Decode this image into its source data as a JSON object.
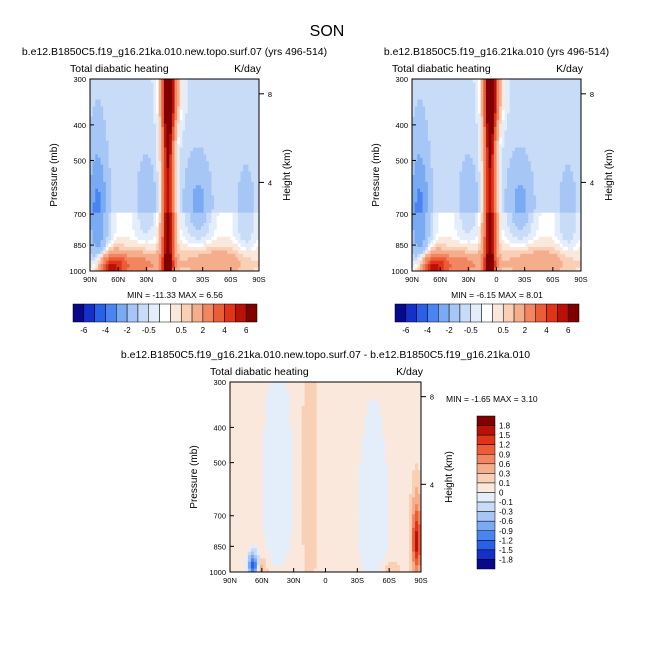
{
  "page_title": "SON",
  "chart_data": [
    {
      "type": "heatmap",
      "title": "b.e12.B1850C5.f19_g16.21ka.010.new.topo.surf.07 (yrs 496-514)",
      "left_label": "Total diabatic heating",
      "right_label": "K/day",
      "ylabel": "Pressure (mb)",
      "y2label": "Height (km)",
      "xticks": [
        "90N",
        "60N",
        "30N",
        "0",
        "30S",
        "60S",
        "90S"
      ],
      "yticks": [
        "300",
        "400",
        "500",
        "700",
        "850",
        "1000"
      ],
      "y2ticks": [
        "8",
        "4"
      ],
      "ylim": [
        1000,
        300
      ],
      "xlim": [
        "90N",
        "90S"
      ],
      "stats": "MIN = -11.33  MAX =  6.56",
      "features": [
        {
          "lat": 8,
          "p": 620,
          "value": 6.5
        },
        {
          "lat": 3,
          "p": 330,
          "value": 4
        },
        {
          "lat": -22,
          "p": 660,
          "value": -1.5
        },
        {
          "lat": 70,
          "p": 950,
          "value": 4
        },
        {
          "lat": 80,
          "p": 700,
          "value": -3
        },
        {
          "lat": -75,
          "p": 720,
          "value": -1
        }
      ]
    },
    {
      "type": "heatmap",
      "title": "b.e12.B1850C5.f19_g16.21ka.010 (yrs 496-514)",
      "left_label": "Total diabatic heating",
      "right_label": "K/day",
      "ylabel": "Pressure (mb)",
      "y2label": "Height (km)",
      "xticks": [
        "90N",
        "60N",
        "30N",
        "0",
        "30S",
        "60S",
        "90S"
      ],
      "yticks": [
        "300",
        "400",
        "500",
        "700",
        "850",
        "1000"
      ],
      "y2ticks": [
        "8",
        "4"
      ],
      "ylim": [
        1000,
        300
      ],
      "xlim": [
        "90N",
        "90S"
      ],
      "stats": "MIN =  -6.15  MAX =  8.01",
      "features": [
        {
          "lat": 8,
          "p": 620,
          "value": 6.5
        },
        {
          "lat": 3,
          "p": 330,
          "value": 4
        },
        {
          "lat": -22,
          "p": 660,
          "value": -1.5
        },
        {
          "lat": 70,
          "p": 950,
          "value": 4
        },
        {
          "lat": 80,
          "p": 700,
          "value": -3
        },
        {
          "lat": -75,
          "p": 720,
          "value": -1
        }
      ]
    },
    {
      "type": "heatmap",
      "title": "b.e12.B1850C5.f19_g16.21ka.010.new.topo.surf.07 - b.e12.B1850C5.f19_g16.21ka.010",
      "left_label": "Total diabatic heating",
      "right_label": "K/day",
      "ylabel": "Pressure (mb)",
      "y2label": "Height (km)",
      "xticks": [
        "90N",
        "60N",
        "30N",
        "0",
        "30S",
        "60S",
        "90S"
      ],
      "yticks": [
        "300",
        "400",
        "500",
        "700",
        "850",
        "1000"
      ],
      "y2ticks": [
        "8",
        "4"
      ],
      "ylim": [
        1000,
        300
      ],
      "xlim": [
        "90N",
        "90S"
      ],
      "stats": "MIN =  -1.65  MAX =  3.10",
      "features": [
        {
          "lat": 15,
          "p": 600,
          "value": 0.3
        },
        {
          "lat": -85,
          "p": 820,
          "value": 1.5
        },
        {
          "lat": 68,
          "p": 960,
          "value": -1.5
        },
        {
          "lat": 40,
          "p": 600,
          "value": -0.2
        },
        {
          "lat": -45,
          "p": 700,
          "value": -0.2
        }
      ]
    }
  ],
  "colorbars": {
    "main": {
      "labels": [
        "-6",
        "-4",
        "-2",
        "-0.5",
        "0.5",
        "2",
        "4",
        "6"
      ],
      "colors": [
        "#08088a",
        "#1530c8",
        "#2860e8",
        "#4a84f0",
        "#7aaaf2",
        "#a6c6f6",
        "#c8dcf8",
        "#e4eefb",
        "#ffffff",
        "#fbe8dc",
        "#f9cfb6",
        "#f5ae8c",
        "#f28660",
        "#ec5c36",
        "#e03418",
        "#b91008",
        "#800000"
      ]
    },
    "diff": {
      "labels": [
        "1.8",
        "1.5",
        "1.2",
        "0.9",
        "0.6",
        "0.3",
        "0.1",
        "0",
        "-0.1",
        "-0.3",
        "-0.6",
        "-0.9",
        "-1.2",
        "-1.5",
        "-1.8"
      ],
      "colors": [
        "#800000",
        "#b91008",
        "#e03418",
        "#ec5c36",
        "#f28660",
        "#f5ae8c",
        "#f9cfb6",
        "#fbe8dc",
        "#e4eefb",
        "#c8dcf8",
        "#a6c6f6",
        "#7aaaf2",
        "#4a84f0",
        "#2860e8",
        "#1530c8",
        "#08088a"
      ]
    }
  }
}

_WORK TO BE COMPLETED_.
Every record above should be written out again without change, except that the pictures are left out.

_OUTPUT BELOW_.
Decode this image into its source data as a JSON object.
{
  "page_title": "SON",
  "chart_data": [
    {
      "type": "heatmap",
      "title": "b.e12.B1850C5.f19_g16.21ka.010.new.topo.surf.07 (yrs 496-514)",
      "left_label": "Total diabatic heating",
      "right_label": "K/day",
      "ylabel": "Pressure (mb)",
      "y2label": "Height (km)",
      "xticks": [
        "90N",
        "60N",
        "30N",
        "0",
        "30S",
        "60S",
        "90S"
      ],
      "yticks": [
        "300",
        "400",
        "500",
        "700",
        "850",
        "1000"
      ],
      "y2ticks": [
        "8",
        "4"
      ],
      "ylim": [
        1000,
        300
      ],
      "xlim": [
        "90N",
        "90S"
      ],
      "stats": "MIN = -11.33  MAX =  6.56",
      "features": [
        {
          "lat": 8,
          "p": 620,
          "value": 6.5
        },
        {
          "lat": 3,
          "p": 330,
          "value": 4
        },
        {
          "lat": -22,
          "p": 660,
          "value": -1.5
        },
        {
          "lat": 70,
          "p": 950,
          "value": 4
        },
        {
          "lat": 80,
          "p": 700,
          "value": -3
        },
        {
          "lat": -75,
          "p": 720,
          "value": -1
        }
      ]
    },
    {
      "type": "heatmap",
      "title": "b.e12.B1850C5.f19_g16.21ka.010 (yrs 496-514)",
      "left_label": "Total diabatic heating",
      "right_label": "K/day",
      "ylabel": "Pressure (mb)",
      "y2label": "Height (km)",
      "xticks": [
        "90N",
        "60N",
        "30N",
        "0",
        "30S",
        "60S",
        "90S"
      ],
      "yticks": [
        "300",
        "400",
        "500",
        "700",
        "850",
        "1000"
      ],
      "y2ticks": [
        "8",
        "4"
      ],
      "ylim": [
        1000,
        300
      ],
      "xlim": [
        "90N",
        "90S"
      ],
      "stats": "MIN =  -6.15  MAX =  8.01",
      "features": [
        {
          "lat": 8,
          "p": 620,
          "value": 6.5
        },
        {
          "lat": 3,
          "p": 330,
          "value": 4
        },
        {
          "lat": -22,
          "p": 660,
          "value": -1.5
        },
        {
          "lat": 70,
          "p": 950,
          "value": 4
        },
        {
          "lat": 80,
          "p": 700,
          "value": -3
        },
        {
          "lat": -75,
          "p": 720,
          "value": -1
        }
      ]
    },
    {
      "type": "heatmap",
      "title": "b.e12.B1850C5.f19_g16.21ka.010.new.topo.surf.07 - b.e12.B1850C5.f19_g16.21ka.010",
      "left_label": "Total diabatic heating",
      "right_label": "K/day",
      "ylabel": "Pressure (mb)",
      "y2label": "Height (km)",
      "xticks": [
        "90N",
        "60N",
        "30N",
        "0",
        "30S",
        "60S",
        "90S"
      ],
      "yticks": [
        "300",
        "400",
        "500",
        "700",
        "850",
        "1000"
      ],
      "y2ticks": [
        "8",
        "4"
      ],
      "ylim": [
        1000,
        300
      ],
      "xlim": [
        "90N",
        "90S"
      ],
      "stats": "MIN =  -1.65  MAX =  3.10",
      "features": [
        {
          "lat": 15,
          "p": 600,
          "value": 0.3
        },
        {
          "lat": -85,
          "p": 820,
          "value": 1.5
        },
        {
          "lat": 68,
          "p": 960,
          "value": -1.5
        },
        {
          "lat": 40,
          "p": 600,
          "value": -0.2
        },
        {
          "lat": -45,
          "p": 700,
          "value": -0.2
        }
      ]
    }
  ],
  "colorbars": {
    "main": {
      "labels": [
        "-6",
        "-4",
        "-2",
        "-0.5",
        "0.5",
        "2",
        "4",
        "6"
      ],
      "colors": [
        "#08088a",
        "#1530c8",
        "#2860e8",
        "#4a84f0",
        "#7aaaf2",
        "#a6c6f6",
        "#c8dcf8",
        "#e4eefb",
        "#ffffff",
        "#fbe8dc",
        "#f9cfb6",
        "#f5ae8c",
        "#f28660",
        "#ec5c36",
        "#e03418",
        "#b91008",
        "#800000"
      ]
    },
    "diff": {
      "labels": [
        "1.8",
        "1.5",
        "1.2",
        "0.9",
        "0.6",
        "0.3",
        "0.1",
        "0",
        "-0.1",
        "-0.3",
        "-0.6",
        "-0.9",
        "-1.2",
        "-1.5",
        "-1.8"
      ],
      "colors": [
        "#800000",
        "#b91008",
        "#e03418",
        "#ec5c36",
        "#f28660",
        "#f5ae8c",
        "#f9cfb6",
        "#fbe8dc",
        "#e4eefb",
        "#c8dcf8",
        "#a6c6f6",
        "#7aaaf2",
        "#4a84f0",
        "#2860e8",
        "#1530c8",
        "#08088a"
      ]
    }
  }
}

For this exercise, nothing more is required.